> Input rows:
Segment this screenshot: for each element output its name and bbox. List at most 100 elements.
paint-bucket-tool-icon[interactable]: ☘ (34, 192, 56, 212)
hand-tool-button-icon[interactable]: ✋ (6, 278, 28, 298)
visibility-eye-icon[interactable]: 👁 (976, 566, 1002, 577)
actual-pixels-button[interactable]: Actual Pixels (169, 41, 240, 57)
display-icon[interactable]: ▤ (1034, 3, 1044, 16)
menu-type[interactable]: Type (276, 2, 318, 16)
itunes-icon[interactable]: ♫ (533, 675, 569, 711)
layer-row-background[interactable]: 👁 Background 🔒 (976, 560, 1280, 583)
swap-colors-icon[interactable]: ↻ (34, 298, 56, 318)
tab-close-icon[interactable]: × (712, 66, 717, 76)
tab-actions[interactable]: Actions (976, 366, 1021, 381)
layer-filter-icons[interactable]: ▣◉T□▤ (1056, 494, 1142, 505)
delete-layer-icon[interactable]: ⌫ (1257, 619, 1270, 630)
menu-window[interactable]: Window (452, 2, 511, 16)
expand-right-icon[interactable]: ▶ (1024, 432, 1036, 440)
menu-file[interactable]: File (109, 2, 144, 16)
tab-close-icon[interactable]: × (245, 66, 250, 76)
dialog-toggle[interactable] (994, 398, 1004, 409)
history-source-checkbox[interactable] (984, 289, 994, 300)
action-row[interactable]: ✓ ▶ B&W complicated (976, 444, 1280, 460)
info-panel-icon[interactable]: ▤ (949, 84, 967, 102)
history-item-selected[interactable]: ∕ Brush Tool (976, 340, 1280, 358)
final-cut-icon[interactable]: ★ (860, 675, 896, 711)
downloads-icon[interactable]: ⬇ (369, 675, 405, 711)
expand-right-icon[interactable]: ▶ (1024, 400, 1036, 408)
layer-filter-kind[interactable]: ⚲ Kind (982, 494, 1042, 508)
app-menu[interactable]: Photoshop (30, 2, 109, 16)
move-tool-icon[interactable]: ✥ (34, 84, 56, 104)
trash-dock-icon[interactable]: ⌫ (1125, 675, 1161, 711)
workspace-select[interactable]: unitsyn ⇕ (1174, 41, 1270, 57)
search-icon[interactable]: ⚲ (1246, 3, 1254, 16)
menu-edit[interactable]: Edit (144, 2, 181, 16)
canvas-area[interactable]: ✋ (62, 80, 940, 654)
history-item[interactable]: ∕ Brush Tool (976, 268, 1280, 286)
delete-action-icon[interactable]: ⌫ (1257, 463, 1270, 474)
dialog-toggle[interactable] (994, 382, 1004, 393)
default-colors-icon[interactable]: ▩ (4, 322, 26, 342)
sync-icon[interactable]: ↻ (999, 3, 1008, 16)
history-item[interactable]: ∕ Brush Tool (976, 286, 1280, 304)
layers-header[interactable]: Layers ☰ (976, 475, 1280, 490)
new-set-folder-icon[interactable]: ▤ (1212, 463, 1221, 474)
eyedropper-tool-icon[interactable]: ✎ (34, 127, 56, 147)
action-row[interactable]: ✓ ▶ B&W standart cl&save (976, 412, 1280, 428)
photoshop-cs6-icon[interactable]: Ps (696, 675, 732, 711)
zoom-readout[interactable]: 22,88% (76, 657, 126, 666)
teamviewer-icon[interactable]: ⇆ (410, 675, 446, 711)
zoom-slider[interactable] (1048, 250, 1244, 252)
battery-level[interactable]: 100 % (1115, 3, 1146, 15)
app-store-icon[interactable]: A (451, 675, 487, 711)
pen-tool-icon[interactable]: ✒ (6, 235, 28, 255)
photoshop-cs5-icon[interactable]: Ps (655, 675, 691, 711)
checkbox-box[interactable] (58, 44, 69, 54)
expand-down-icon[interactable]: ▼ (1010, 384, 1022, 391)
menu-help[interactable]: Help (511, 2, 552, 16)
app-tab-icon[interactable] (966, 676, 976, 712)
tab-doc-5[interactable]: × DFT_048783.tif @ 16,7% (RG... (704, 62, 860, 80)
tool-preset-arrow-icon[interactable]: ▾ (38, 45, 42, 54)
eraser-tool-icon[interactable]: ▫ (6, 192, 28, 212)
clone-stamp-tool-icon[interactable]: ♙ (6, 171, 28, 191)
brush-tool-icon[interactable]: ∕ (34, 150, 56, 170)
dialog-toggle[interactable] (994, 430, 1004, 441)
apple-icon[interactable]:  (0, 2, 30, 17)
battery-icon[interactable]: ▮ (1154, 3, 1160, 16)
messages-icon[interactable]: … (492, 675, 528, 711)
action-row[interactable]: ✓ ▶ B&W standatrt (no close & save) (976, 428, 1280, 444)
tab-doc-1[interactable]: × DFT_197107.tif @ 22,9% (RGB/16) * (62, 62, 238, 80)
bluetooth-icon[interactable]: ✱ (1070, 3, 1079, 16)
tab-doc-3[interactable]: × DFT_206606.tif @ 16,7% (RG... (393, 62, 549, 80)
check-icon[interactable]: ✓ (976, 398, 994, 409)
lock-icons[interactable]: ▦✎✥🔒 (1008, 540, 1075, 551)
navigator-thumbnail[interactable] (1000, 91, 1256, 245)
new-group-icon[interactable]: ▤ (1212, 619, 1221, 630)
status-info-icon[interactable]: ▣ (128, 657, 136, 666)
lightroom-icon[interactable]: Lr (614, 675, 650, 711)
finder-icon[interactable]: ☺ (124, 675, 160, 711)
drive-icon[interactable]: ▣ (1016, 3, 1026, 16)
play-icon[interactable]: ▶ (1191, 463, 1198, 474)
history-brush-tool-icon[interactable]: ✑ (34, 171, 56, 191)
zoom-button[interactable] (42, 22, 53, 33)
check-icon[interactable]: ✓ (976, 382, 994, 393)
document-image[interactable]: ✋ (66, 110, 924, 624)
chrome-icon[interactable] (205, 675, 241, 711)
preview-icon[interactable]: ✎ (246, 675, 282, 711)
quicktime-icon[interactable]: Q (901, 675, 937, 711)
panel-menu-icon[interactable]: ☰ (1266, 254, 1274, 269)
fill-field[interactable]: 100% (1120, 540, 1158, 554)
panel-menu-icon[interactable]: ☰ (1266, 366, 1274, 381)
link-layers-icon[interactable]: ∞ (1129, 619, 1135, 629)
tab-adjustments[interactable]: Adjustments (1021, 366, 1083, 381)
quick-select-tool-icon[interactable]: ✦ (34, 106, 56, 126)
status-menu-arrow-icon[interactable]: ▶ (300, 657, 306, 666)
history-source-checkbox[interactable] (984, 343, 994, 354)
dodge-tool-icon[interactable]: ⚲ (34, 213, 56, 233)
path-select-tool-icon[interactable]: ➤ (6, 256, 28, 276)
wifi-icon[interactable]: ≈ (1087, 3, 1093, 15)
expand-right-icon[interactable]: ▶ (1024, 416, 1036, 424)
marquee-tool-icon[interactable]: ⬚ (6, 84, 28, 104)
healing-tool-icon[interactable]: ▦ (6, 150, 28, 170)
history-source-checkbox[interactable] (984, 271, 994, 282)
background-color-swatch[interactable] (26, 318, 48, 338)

> What is expected:
Return every line of the data above that contains the string "dialog".

> The reply:
dialog-toggle[interactable] (994, 398, 1004, 409)
dialog-toggle[interactable] (994, 382, 1004, 393)
dialog-toggle[interactable] (994, 430, 1004, 441)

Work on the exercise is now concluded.